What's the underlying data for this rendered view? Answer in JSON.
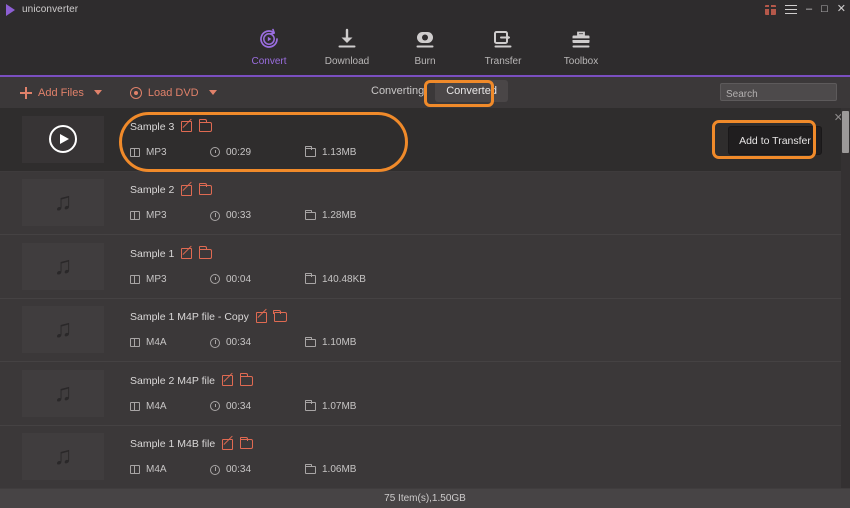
{
  "window": {
    "title": "uniconverter",
    "logo_icon": "play-triangle-icon",
    "controls": {
      "gift": "gift-icon",
      "menu": "hamburger-menu-icon",
      "minimize": "–",
      "maximize": "□",
      "close": "✕"
    }
  },
  "nav": {
    "items": [
      {
        "label": "Convert",
        "icon": "convert-icon",
        "active": true
      },
      {
        "label": "Download",
        "icon": "download-icon",
        "active": false
      },
      {
        "label": "Burn",
        "icon": "burn-icon",
        "active": false
      },
      {
        "label": "Transfer",
        "icon": "transfer-icon",
        "active": false
      },
      {
        "label": "Toolbox",
        "icon": "toolbox-icon",
        "active": false
      }
    ],
    "accent_color": "#7a4fc0"
  },
  "toolbar": {
    "add_files_label": "Add Files",
    "load_dvd_label": "Load DVD",
    "accent_color": "#e0816a",
    "tabs": [
      {
        "label": "Converting",
        "active": false
      },
      {
        "label": "Converted",
        "active": true
      }
    ],
    "search": {
      "placeholder": "Search",
      "value": ""
    }
  },
  "list": {
    "transfer_button_label": "Add to Transfer",
    "rows": [
      {
        "name": "Sample 3",
        "format": "MP3",
        "duration": "00:29",
        "size": "1.13MB",
        "thumb": "play-circle-icon",
        "selected": true
      },
      {
        "name": "Sample 2",
        "format": "MP3",
        "duration": "00:33",
        "size": "1.28MB",
        "thumb": "music-note-icon",
        "selected": false
      },
      {
        "name": "Sample 1",
        "format": "MP3",
        "duration": "00:04",
        "size": "140.48KB",
        "thumb": "music-note-icon",
        "selected": false
      },
      {
        "name": "Sample 1 M4P file - Copy",
        "format": "M4A",
        "duration": "00:34",
        "size": "1.10MB",
        "thumb": "music-note-icon",
        "selected": false
      },
      {
        "name": "Sample 2 M4P file",
        "format": "M4A",
        "duration": "00:34",
        "size": "1.07MB",
        "thumb": "music-note-icon",
        "selected": false
      },
      {
        "name": "Sample 1 M4B file",
        "format": "M4A",
        "duration": "00:34",
        "size": "1.06MB",
        "thumb": "music-note-icon",
        "selected": false
      }
    ]
  },
  "statusbar": {
    "text": "75 Item(s),1.50GB"
  },
  "annotations": {
    "color": "#f08a2a",
    "targets": [
      "converted-tab",
      "first-row",
      "add-to-transfer-button"
    ]
  }
}
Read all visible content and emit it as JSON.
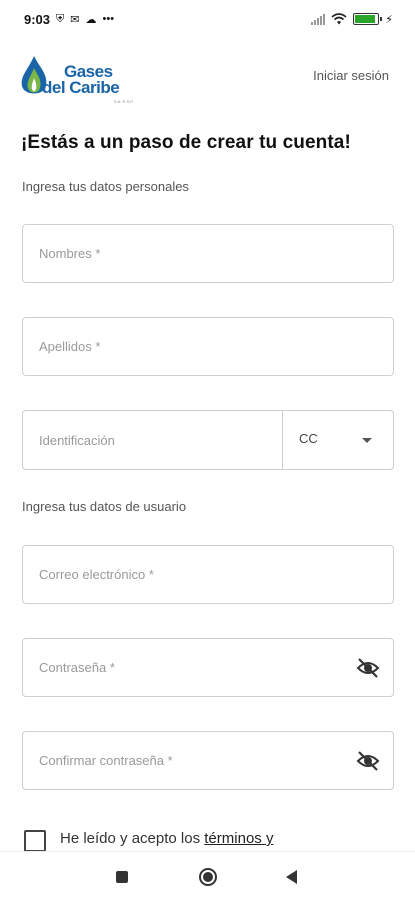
{
  "status_bar": {
    "time": "9:03",
    "icons_left": [
      "shield-icon",
      "mail-icon",
      "cloud-icon",
      "more-icon"
    ],
    "icons_right": [
      "signal-icon",
      "wifi-icon",
      "battery-icon",
      "charging-icon"
    ],
    "battery_level": 0.9
  },
  "header": {
    "brand_line1": "Gases",
    "brand_line2": "del Caribe",
    "brand_sub": "S.A. E.S.P.",
    "login_link": "Iniciar sesión"
  },
  "form": {
    "title": "¡Estás a un paso de crear tu cuenta!",
    "personal_section_label": "Ingresa tus datos personales",
    "first_name_placeholder": "Nombres *",
    "last_name_placeholder": "Apellidos *",
    "id_placeholder": "Identificación",
    "doc_type_value": "CC",
    "user_section_label": "Ingresa tus datos de usuario",
    "email_placeholder": "Correo electrónico *",
    "password_placeholder": "Contraseña *",
    "confirm_password_placeholder": "Confirmar contraseña *"
  },
  "terms": {
    "text": "He leído y acepto los ",
    "link": "términos y"
  },
  "colors": {
    "brand_blue": "#1a64a8",
    "brand_green": "#7ab648",
    "border": "#cfcfcf"
  }
}
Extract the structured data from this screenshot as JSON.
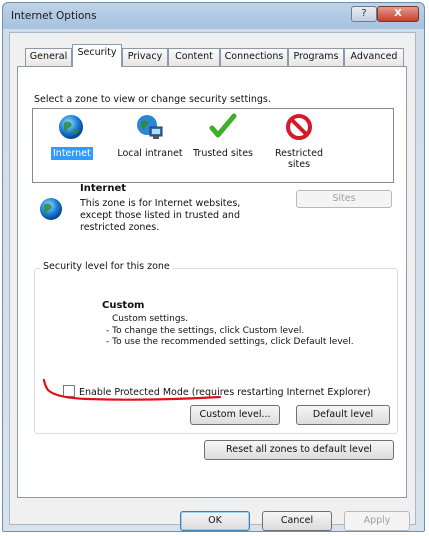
{
  "window": {
    "title": "Internet Options",
    "help_symbol": "?",
    "close_symbol": "X"
  },
  "tabs": [
    {
      "label": "General",
      "active": false
    },
    {
      "label": "Security",
      "active": true
    },
    {
      "label": "Privacy",
      "active": false
    },
    {
      "label": "Content",
      "active": false
    },
    {
      "label": "Connections",
      "active": false
    },
    {
      "label": "Programs",
      "active": false
    },
    {
      "label": "Advanced",
      "active": false
    }
  ],
  "zones": {
    "prompt": "Select a zone to view or change security settings.",
    "items": [
      {
        "label": "Internet",
        "icon": "globe-icon",
        "selected": true
      },
      {
        "label": "Local intranet",
        "icon": "intranet-icon",
        "selected": false
      },
      {
        "label": "Trusted sites",
        "icon": "checkmark-icon",
        "selected": false
      },
      {
        "label": "Restricted sites",
        "icon": "restricted-icon",
        "selected": false
      }
    ]
  },
  "zone_info": {
    "title": "Internet",
    "description": "This zone is for Internet websites, except those listed in trusted and restricted zones.",
    "sites_button": "Sites"
  },
  "security_level": {
    "group_title": "Security level for this zone",
    "level_name": "Custom",
    "lines": [
      "Custom settings.",
      "- To change the settings, click Custom level.",
      "- To use the recommended settings, click Default level."
    ],
    "protected_mode_label": "Enable Protected Mode (requires restarting Internet Explorer)",
    "protected_mode_checked": false,
    "custom_level_button": "Custom level...",
    "default_level_button": "Default level",
    "reset_all_button": "Reset all zones to default level"
  },
  "footer": {
    "ok": "OK",
    "cancel": "Cancel",
    "apply": "Apply"
  },
  "colors": {
    "selection": "#3399ff",
    "annotation_red": "#e0101a"
  }
}
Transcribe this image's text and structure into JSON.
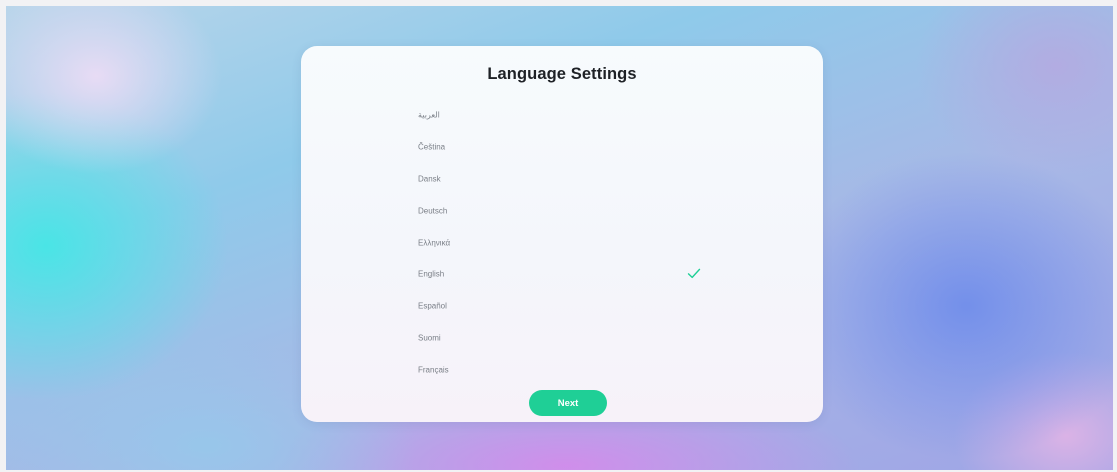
{
  "title": "Language Settings",
  "languages": [
    {
      "label": "العربية",
      "selected": false
    },
    {
      "label": "Čeština",
      "selected": false
    },
    {
      "label": "Dansk",
      "selected": false
    },
    {
      "label": "Deutsch",
      "selected": false
    },
    {
      "label": "Ελληνικά",
      "selected": false
    },
    {
      "label": "English",
      "selected": true
    },
    {
      "label": "Español",
      "selected": false
    },
    {
      "label": "Suomi",
      "selected": false
    },
    {
      "label": "Français",
      "selected": false
    }
  ],
  "selected_icon": "check-icon",
  "next_label": "Next",
  "colors": {
    "accent": "#1fcf96",
    "title_text": "#1e2126",
    "item_text": "#7a7f87",
    "card": "#f5f8fc"
  }
}
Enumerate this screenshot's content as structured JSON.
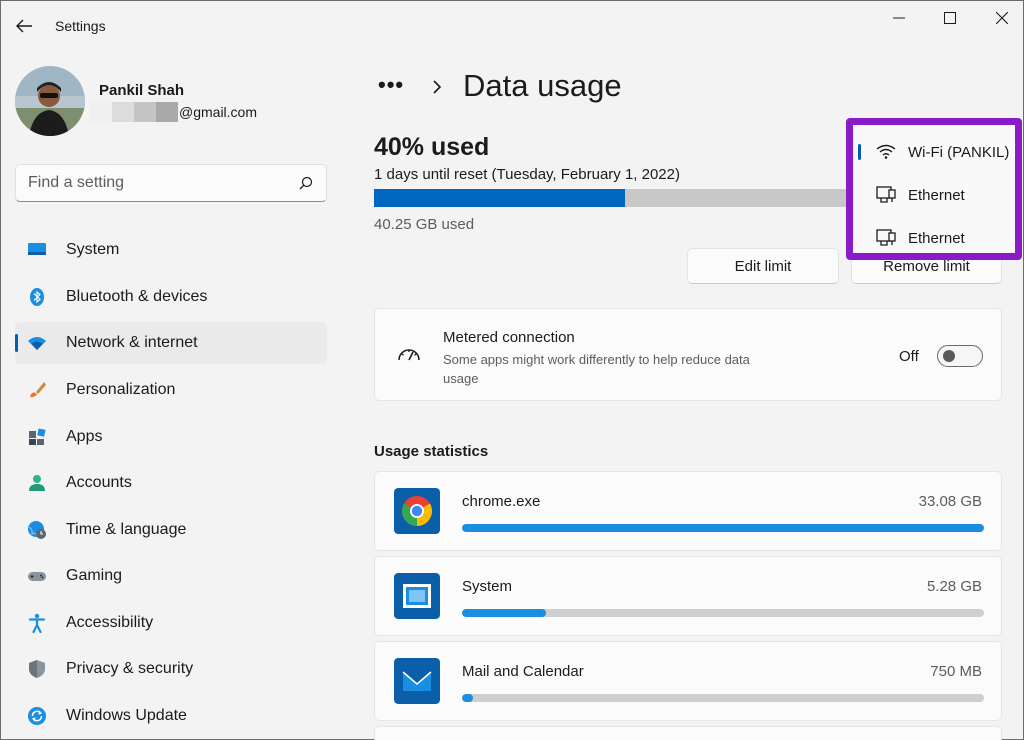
{
  "window": {
    "title": "Settings"
  },
  "profile": {
    "name": "Pankil Shah",
    "email_suffix": "@gmail.com"
  },
  "search": {
    "placeholder": "Find a setting"
  },
  "nav": {
    "items": [
      {
        "label": "System",
        "icon": "system-icon"
      },
      {
        "label": "Bluetooth & devices",
        "icon": "bluetooth-icon"
      },
      {
        "label": "Network & internet",
        "icon": "wifi-icon",
        "active": true
      },
      {
        "label": "Personalization",
        "icon": "brush-icon"
      },
      {
        "label": "Apps",
        "icon": "apps-icon"
      },
      {
        "label": "Accounts",
        "icon": "person-icon"
      },
      {
        "label": "Time & language",
        "icon": "globe-clock-icon"
      },
      {
        "label": "Gaming",
        "icon": "gamepad-icon"
      },
      {
        "label": "Accessibility",
        "icon": "accessibility-icon"
      },
      {
        "label": "Privacy & security",
        "icon": "shield-icon"
      },
      {
        "label": "Windows Update",
        "icon": "update-icon"
      }
    ]
  },
  "header": {
    "breadcrumb_more": "•••",
    "title": "Data usage"
  },
  "usage": {
    "percent_label": "40% used",
    "percent_used": 0.4,
    "reset_text": "1 days until reset (Tuesday, February 1, 2022)",
    "used_text": "40.25 GB used",
    "edit_limit": "Edit limit",
    "remove_limit": "Remove limit"
  },
  "network_menu": {
    "items": [
      {
        "label": "Wi-Fi (PANKIL)",
        "icon": "wifi-icon",
        "selected": true
      },
      {
        "label": "Ethernet",
        "icon": "ethernet-icon"
      },
      {
        "label": "Ethernet",
        "icon": "ethernet-icon"
      }
    ]
  },
  "metered": {
    "title": "Metered connection",
    "description": "Some apps might work differently to help reduce data usage",
    "state": "Off"
  },
  "stats": {
    "title": "Usage statistics",
    "apps": [
      {
        "name": "chrome.exe",
        "size": "33.08 GB",
        "fraction": 1.0,
        "icon": "chrome-icon"
      },
      {
        "name": "System",
        "size": "5.28 GB",
        "fraction": 0.16,
        "icon": "system-app-icon"
      },
      {
        "name": "Mail and Calendar",
        "size": "750 MB",
        "fraction": 0.022,
        "icon": "mail-icon"
      }
    ]
  },
  "colors": {
    "accent": "#0067c0",
    "highlight_border": "#8b1bc9",
    "bar_fill": "#1a8ee0"
  }
}
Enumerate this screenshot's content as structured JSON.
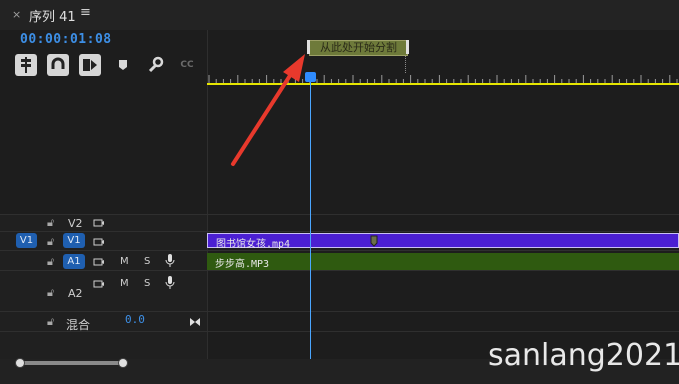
{
  "window": {
    "close": "×",
    "title": "序列 41",
    "menu": "≡"
  },
  "timecode": "00:00:01:08",
  "toolbar": {
    "tools": [
      "snap-tool",
      "magnet-tool",
      "linked-selection-tool",
      "marker-tool",
      "wrench-tool",
      "captions-tool"
    ],
    "cc_label": "CC"
  },
  "marker": {
    "label": "从此处开始分割"
  },
  "tracks": {
    "v2": {
      "name": "V2"
    },
    "v1": {
      "source": "V1",
      "name": "V1"
    },
    "a1": {
      "name": "A1",
      "m": "M",
      "s": "S"
    },
    "a2": {
      "name": "A2",
      "m": "M",
      "s": "S"
    },
    "mix": {
      "name": "混合",
      "value": "0.0"
    }
  },
  "clips": {
    "video": "图书馆女孩.mp4",
    "audio": "步步高.MP3"
  },
  "watermark": "sanlang2021",
  "colors": {
    "accent": "#3d8fe6",
    "video_clip": "#4b1fd2",
    "audio_clip": "#2f5a10",
    "work_area": "#e6e600",
    "arrow": "#e8392c"
  }
}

- **Exercise prompt**:
Work out the number of lines above that include the string "size" and write only that number.

- **Answer in full**:
9